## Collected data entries
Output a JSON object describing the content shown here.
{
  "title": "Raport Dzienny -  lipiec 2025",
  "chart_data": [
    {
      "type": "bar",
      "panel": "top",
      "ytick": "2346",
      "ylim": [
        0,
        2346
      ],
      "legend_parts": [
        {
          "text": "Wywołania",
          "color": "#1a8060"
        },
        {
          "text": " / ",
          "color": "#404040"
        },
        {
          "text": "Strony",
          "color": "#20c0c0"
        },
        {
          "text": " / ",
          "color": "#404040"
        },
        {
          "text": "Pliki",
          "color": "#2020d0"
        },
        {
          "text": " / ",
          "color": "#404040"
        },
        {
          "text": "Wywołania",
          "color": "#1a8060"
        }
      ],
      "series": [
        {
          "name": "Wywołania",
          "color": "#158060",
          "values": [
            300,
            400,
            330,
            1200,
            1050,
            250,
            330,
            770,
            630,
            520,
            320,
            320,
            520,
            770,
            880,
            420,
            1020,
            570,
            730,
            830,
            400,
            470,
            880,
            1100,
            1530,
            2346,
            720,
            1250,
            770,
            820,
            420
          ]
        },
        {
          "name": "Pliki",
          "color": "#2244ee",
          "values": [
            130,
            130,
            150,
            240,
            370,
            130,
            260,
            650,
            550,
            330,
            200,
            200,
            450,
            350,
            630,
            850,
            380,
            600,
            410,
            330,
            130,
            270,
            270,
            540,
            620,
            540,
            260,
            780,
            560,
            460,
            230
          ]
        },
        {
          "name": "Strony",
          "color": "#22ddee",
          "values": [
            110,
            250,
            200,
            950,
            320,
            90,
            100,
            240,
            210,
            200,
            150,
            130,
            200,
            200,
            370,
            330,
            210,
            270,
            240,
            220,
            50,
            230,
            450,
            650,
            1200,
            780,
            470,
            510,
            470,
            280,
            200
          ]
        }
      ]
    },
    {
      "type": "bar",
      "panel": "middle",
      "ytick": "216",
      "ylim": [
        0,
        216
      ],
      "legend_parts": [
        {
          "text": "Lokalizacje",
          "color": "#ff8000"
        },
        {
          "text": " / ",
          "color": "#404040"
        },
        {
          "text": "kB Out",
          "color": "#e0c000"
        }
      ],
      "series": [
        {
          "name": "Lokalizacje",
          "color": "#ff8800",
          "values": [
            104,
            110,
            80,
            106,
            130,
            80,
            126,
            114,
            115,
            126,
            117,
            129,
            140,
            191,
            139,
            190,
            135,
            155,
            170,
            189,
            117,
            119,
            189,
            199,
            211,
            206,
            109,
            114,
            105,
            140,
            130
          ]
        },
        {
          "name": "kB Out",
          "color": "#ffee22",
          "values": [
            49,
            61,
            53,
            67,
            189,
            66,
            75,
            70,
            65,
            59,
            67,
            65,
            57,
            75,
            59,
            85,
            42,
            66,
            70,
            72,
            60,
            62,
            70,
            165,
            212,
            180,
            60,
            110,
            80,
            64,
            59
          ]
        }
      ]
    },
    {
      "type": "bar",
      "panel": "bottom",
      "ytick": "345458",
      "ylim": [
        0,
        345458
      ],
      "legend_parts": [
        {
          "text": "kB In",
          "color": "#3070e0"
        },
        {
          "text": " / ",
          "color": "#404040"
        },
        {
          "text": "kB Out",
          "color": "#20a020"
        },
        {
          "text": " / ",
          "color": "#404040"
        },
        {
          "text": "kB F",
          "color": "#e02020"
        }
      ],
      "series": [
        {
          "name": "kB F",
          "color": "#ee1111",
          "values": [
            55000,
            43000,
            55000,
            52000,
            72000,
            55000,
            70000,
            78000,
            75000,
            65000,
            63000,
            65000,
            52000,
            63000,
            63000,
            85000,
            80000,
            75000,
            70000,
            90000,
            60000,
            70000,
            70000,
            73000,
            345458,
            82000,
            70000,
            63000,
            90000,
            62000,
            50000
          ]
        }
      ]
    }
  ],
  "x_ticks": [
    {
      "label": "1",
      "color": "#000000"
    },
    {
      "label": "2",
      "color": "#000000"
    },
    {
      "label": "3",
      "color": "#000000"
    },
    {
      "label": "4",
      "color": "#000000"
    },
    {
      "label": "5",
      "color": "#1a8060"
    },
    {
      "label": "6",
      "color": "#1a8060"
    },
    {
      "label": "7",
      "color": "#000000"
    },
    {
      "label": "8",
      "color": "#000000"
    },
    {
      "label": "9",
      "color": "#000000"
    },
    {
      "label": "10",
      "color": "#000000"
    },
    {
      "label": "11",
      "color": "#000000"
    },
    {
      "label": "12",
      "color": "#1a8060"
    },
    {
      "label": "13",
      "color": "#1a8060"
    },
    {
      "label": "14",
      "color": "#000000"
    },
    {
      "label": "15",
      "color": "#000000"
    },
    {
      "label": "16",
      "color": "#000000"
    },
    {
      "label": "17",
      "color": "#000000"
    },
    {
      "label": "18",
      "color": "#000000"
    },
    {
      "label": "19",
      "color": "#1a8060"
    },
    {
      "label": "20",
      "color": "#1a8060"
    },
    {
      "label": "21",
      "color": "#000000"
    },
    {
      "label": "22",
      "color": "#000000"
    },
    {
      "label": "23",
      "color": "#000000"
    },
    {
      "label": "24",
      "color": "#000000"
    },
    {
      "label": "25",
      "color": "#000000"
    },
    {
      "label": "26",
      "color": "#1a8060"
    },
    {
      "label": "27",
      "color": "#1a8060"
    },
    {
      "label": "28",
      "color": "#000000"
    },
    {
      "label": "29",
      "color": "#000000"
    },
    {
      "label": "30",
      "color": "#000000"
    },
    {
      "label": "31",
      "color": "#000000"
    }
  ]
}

## To be done
Go through the records and print each one exactly.

## Reply to the exercise
Output a JSON object describing the content shown here.
{
  "title": "Raport Dzienny -  lipiec 2025",
  "chart_data": [
    {
      "type": "bar",
      "panel": "top",
      "ytick": "2346",
      "ylim": [
        0,
        2346
      ],
      "legend_parts": [
        {
          "text": "Wywołania",
          "color": "#1a8060"
        },
        {
          "text": " / ",
          "color": "#404040"
        },
        {
          "text": "Strony",
          "color": "#20c0c0"
        },
        {
          "text": " / ",
          "color": "#404040"
        },
        {
          "text": "Pliki",
          "color": "#2020d0"
        },
        {
          "text": " / ",
          "color": "#404040"
        },
        {
          "text": "Wywołania",
          "color": "#1a8060"
        }
      ],
      "series": [
        {
          "name": "Wywołania",
          "color": "#158060",
          "values": [
            300,
            400,
            330,
            1200,
            1050,
            250,
            330,
            770,
            630,
            520,
            320,
            320,
            520,
            770,
            880,
            420,
            1020,
            570,
            730,
            830,
            400,
            470,
            880,
            1100,
            1530,
            2346,
            720,
            1250,
            770,
            820,
            420
          ]
        },
        {
          "name": "Pliki",
          "color": "#2244ee",
          "values": [
            130,
            130,
            150,
            240,
            370,
            130,
            260,
            650,
            550,
            330,
            200,
            200,
            450,
            350,
            630,
            850,
            380,
            600,
            410,
            330,
            130,
            270,
            270,
            540,
            620,
            540,
            260,
            780,
            560,
            460,
            230
          ]
        },
        {
          "name": "Strony",
          "color": "#22ddee",
          "values": [
            110,
            250,
            200,
            950,
            320,
            90,
            100,
            240,
            210,
            200,
            150,
            130,
            200,
            200,
            370,
            330,
            210,
            270,
            240,
            220,
            50,
            230,
            450,
            650,
            1200,
            780,
            470,
            510,
            470,
            280,
            200
          ]
        }
      ]
    },
    {
      "type": "bar",
      "panel": "middle",
      "ytick": "216",
      "ylim": [
        0,
        216
      ],
      "legend_parts": [
        {
          "text": "Lokalizacje",
          "color": "#ff8000"
        },
        {
          "text": " / ",
          "color": "#404040"
        },
        {
          "text": "kB Out",
          "color": "#e0c000"
        }
      ],
      "series": [
        {
          "name": "Lokalizacje",
          "color": "#ff8800",
          "values": [
            104,
            110,
            80,
            106,
            130,
            80,
            126,
            114,
            115,
            126,
            117,
            129,
            140,
            191,
            139,
            190,
            135,
            155,
            170,
            189,
            117,
            119,
            189,
            199,
            211,
            206,
            109,
            114,
            105,
            140,
            130
          ]
        },
        {
          "name": "kB Out",
          "color": "#ffee22",
          "values": [
            49,
            61,
            53,
            67,
            189,
            66,
            75,
            70,
            65,
            59,
            67,
            65,
            57,
            75,
            59,
            85,
            42,
            66,
            70,
            72,
            60,
            62,
            70,
            165,
            212,
            180,
            60,
            110,
            80,
            64,
            59
          ]
        }
      ]
    },
    {
      "type": "bar",
      "panel": "bottom",
      "ytick": "345458",
      "ylim": [
        0,
        345458
      ],
      "legend_parts": [
        {
          "text": "kB In",
          "color": "#3070e0"
        },
        {
          "text": " / ",
          "color": "#404040"
        },
        {
          "text": "kB Out",
          "color": "#20a020"
        },
        {
          "text": " / ",
          "color": "#404040"
        },
        {
          "text": "kB F",
          "color": "#e02020"
        }
      ],
      "series": [
        {
          "name": "kB F",
          "color": "#ee1111",
          "values": [
            55000,
            43000,
            55000,
            52000,
            72000,
            55000,
            70000,
            78000,
            75000,
            65000,
            63000,
            65000,
            52000,
            63000,
            63000,
            85000,
            80000,
            75000,
            70000,
            90000,
            60000,
            70000,
            70000,
            73000,
            345458,
            82000,
            70000,
            63000,
            90000,
            62000,
            50000
          ]
        }
      ]
    }
  ],
  "x_ticks": [
    {
      "label": "1",
      "color": "#000000"
    },
    {
      "label": "2",
      "color": "#000000"
    },
    {
      "label": "3",
      "color": "#000000"
    },
    {
      "label": "4",
      "color": "#000000"
    },
    {
      "label": "5",
      "color": "#1a8060"
    },
    {
      "label": "6",
      "color": "#1a8060"
    },
    {
      "label": "7",
      "color": "#000000"
    },
    {
      "label": "8",
      "color": "#000000"
    },
    {
      "label": "9",
      "color": "#000000"
    },
    {
      "label": "10",
      "color": "#000000"
    },
    {
      "label": "11",
      "color": "#000000"
    },
    {
      "label": "12",
      "color": "#1a8060"
    },
    {
      "label": "13",
      "color": "#1a8060"
    },
    {
      "label": "14",
      "color": "#000000"
    },
    {
      "label": "15",
      "color": "#000000"
    },
    {
      "label": "16",
      "color": "#000000"
    },
    {
      "label": "17",
      "color": "#000000"
    },
    {
      "label": "18",
      "color": "#000000"
    },
    {
      "label": "19",
      "color": "#1a8060"
    },
    {
      "label": "20",
      "color": "#1a8060"
    },
    {
      "label": "21",
      "color": "#000000"
    },
    {
      "label": "22",
      "color": "#000000"
    },
    {
      "label": "23",
      "color": "#000000"
    },
    {
      "label": "24",
      "color": "#000000"
    },
    {
      "label": "25",
      "color": "#000000"
    },
    {
      "label": "26",
      "color": "#1a8060"
    },
    {
      "label": "27",
      "color": "#1a8060"
    },
    {
      "label": "28",
      "color": "#000000"
    },
    {
      "label": "29",
      "color": "#000000"
    },
    {
      "label": "30",
      "color": "#000000"
    },
    {
      "label": "31",
      "color": "#000000"
    }
  ]
}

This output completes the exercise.